*Written task*.
Everything from the line containing "Serialize everything readable" through the last line of the records below should be printed exactly, please, and nothing else.
━━━━━━━━━━━━━━━━━━━━
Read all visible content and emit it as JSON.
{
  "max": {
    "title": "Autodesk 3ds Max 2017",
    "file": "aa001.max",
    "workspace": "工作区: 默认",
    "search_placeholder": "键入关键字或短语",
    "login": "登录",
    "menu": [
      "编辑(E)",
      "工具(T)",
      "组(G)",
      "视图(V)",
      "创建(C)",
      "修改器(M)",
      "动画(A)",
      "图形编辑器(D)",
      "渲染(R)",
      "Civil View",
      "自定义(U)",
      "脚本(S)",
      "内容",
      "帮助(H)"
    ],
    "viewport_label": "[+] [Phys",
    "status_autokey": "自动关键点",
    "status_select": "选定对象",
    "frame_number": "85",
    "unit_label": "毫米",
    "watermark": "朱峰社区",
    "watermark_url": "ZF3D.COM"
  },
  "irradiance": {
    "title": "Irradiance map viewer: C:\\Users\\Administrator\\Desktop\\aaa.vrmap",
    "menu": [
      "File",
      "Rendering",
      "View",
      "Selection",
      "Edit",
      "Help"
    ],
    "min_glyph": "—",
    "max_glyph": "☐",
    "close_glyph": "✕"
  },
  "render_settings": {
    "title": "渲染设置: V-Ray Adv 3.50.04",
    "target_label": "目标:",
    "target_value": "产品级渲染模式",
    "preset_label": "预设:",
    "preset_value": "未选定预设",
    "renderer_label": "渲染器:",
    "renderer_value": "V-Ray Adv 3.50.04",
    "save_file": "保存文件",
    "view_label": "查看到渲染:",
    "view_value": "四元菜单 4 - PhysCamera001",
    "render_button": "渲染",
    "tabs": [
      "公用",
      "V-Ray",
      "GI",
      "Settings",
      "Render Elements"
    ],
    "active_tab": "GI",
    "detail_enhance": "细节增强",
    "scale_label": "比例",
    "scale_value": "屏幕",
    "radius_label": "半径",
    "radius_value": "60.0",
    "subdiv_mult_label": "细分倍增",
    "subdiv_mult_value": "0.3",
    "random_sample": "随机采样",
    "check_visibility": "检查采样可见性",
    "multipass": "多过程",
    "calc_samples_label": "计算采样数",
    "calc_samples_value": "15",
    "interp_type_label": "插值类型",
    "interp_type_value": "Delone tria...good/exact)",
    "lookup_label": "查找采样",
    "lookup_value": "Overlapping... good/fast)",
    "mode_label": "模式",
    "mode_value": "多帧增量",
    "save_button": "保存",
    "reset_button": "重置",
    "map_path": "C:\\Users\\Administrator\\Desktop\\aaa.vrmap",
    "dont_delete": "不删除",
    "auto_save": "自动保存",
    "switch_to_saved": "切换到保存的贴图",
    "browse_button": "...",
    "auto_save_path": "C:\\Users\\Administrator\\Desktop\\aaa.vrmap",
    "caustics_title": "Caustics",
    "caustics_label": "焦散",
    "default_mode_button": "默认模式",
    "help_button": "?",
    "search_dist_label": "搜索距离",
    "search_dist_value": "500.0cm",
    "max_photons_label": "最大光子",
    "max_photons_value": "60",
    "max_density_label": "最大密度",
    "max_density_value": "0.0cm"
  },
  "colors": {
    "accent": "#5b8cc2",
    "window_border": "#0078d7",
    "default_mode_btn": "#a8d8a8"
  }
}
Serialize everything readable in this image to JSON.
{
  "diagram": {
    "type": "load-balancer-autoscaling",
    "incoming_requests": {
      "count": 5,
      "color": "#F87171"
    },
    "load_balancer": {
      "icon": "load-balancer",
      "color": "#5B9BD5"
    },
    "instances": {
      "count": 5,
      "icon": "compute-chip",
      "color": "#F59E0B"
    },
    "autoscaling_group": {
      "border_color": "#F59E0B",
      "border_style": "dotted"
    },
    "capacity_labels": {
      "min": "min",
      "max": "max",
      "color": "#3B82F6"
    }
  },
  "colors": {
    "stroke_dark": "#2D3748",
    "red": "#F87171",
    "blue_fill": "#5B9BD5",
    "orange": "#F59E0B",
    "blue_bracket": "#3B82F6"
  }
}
━━━━━━━━━━━━━━━━━━━━
*Correct response*.
Serialize everything readable in this image to JSON.
{
  "diagram": {
    "type": "load-balancer-autoscaling",
    "incoming_requests": {
      "count": 5,
      "color": "#F87171"
    },
    "load_balancer": {
      "icon": "load-balancer",
      "color": "#5B9BD5"
    },
    "instances": {
      "count": 5,
      "icon": "compute-chip",
      "color": "#F59E0B"
    },
    "autoscaling_group": {
      "border_color": "#F59E0B",
      "border_style": "dotted"
    },
    "capacity_labels": {
      "min": "min",
      "max": "max",
      "color": "#3B82F6"
    }
  },
  "colors": {
    "stroke_dark": "#2D3748",
    "red": "#F87171",
    "blue_fill": "#5B9BD5",
    "orange": "#F59E0B",
    "blue_bracket": "#3B82F6"
  }
}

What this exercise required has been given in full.